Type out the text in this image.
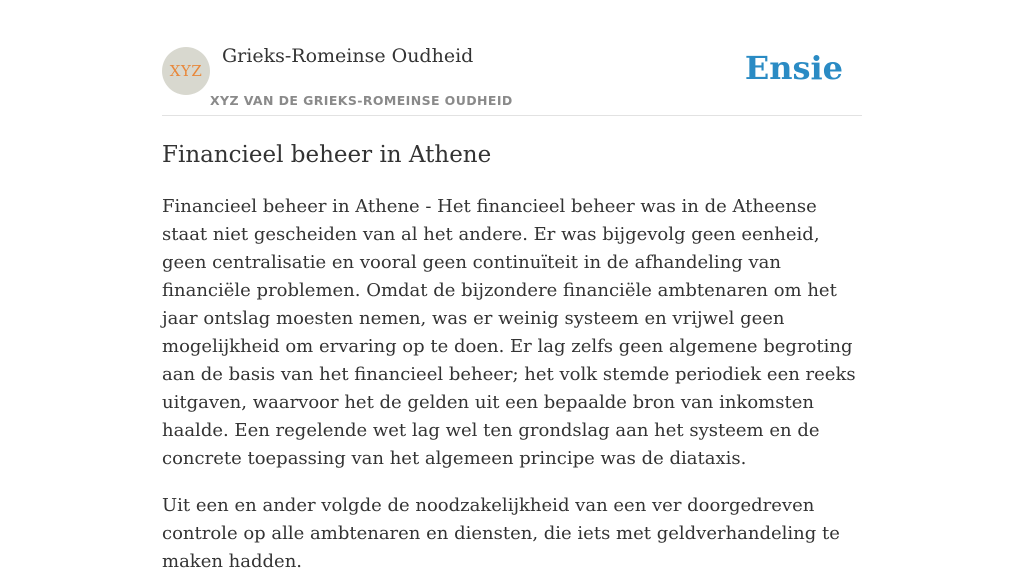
XYZ
Grieks-Romeinse Oudheid
XYZ VAN DE GRIEKS-ROMEINSE OUDHEID
Ensie
Financieel beheer in Athene

Financieel beheer in Athene - Het financieel beheer was in de Atheense staat niet gescheiden van al het andere. Er was bijgevolg geen eenheid, geen centralisatie en vooral geen continuïteit in de afhandeling van financiële problemen. Omdat de bijzondere financiële ambtenaren om het jaar ontslag moesten nemen, was er weinig systeem en vrijwel geen mogelijkheid om ervaring op te doen. Er lag zelfs geen algemene begroting aan de basis van het financieel beheer; het volk stemde periodiek een reeks uitgaven, waarvoor het de gelden uit een bepaalde bron van inkomsten haalde. Een regelende wet lag wel ten grondslag aan het systeem en de concrete toepassing van het algemeen principe was de diataxis.

Uit een en ander volgde de noodzakelijkheid van een ver doorgedreven controle op alle ambtenaren en diensten, die iets met geldverhandeling te maken hadden.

WORK REQUIRED: Repeat verbatim all the material, but not the pictures.

EXERCISE ANSWER:
Type out the text in this image.
XYZ
Grieks-Romeinse Oudheid
XYZ VAN DE GRIEKS-ROMEINSE OUDHEID
Ensie
Financieel beheer in Athene

Financieel beheer in Athene - Het financieel beheer was in de Atheense staat niet gescheiden van al het andere. Er was bijgevolg geen eenheid, geen centralisatie en vooral geen continuïteit in de afhandeling van financiële problemen. Omdat de bijzondere financiële ambtenaren om het jaar ontslag moesten nemen, was er weinig systeem en vrijwel geen mogelijkheid om ervaring op te doen. Er lag zelfs geen algemene begroting aan de basis van het financieel beheer; het volk stemde periodiek een reeks uitgaven, waarvoor het de gelden uit een bepaalde bron van inkomsten haalde. Een regelende wet lag wel ten grondslag aan het systeem en de concrete toepassing van het algemeen principe was de diataxis.

Uit een en ander volgde de noodzakelijkheid van een ver doorgedreven controle op alle ambtenaren en diensten, die iets met geldverhandeling te maken hadden.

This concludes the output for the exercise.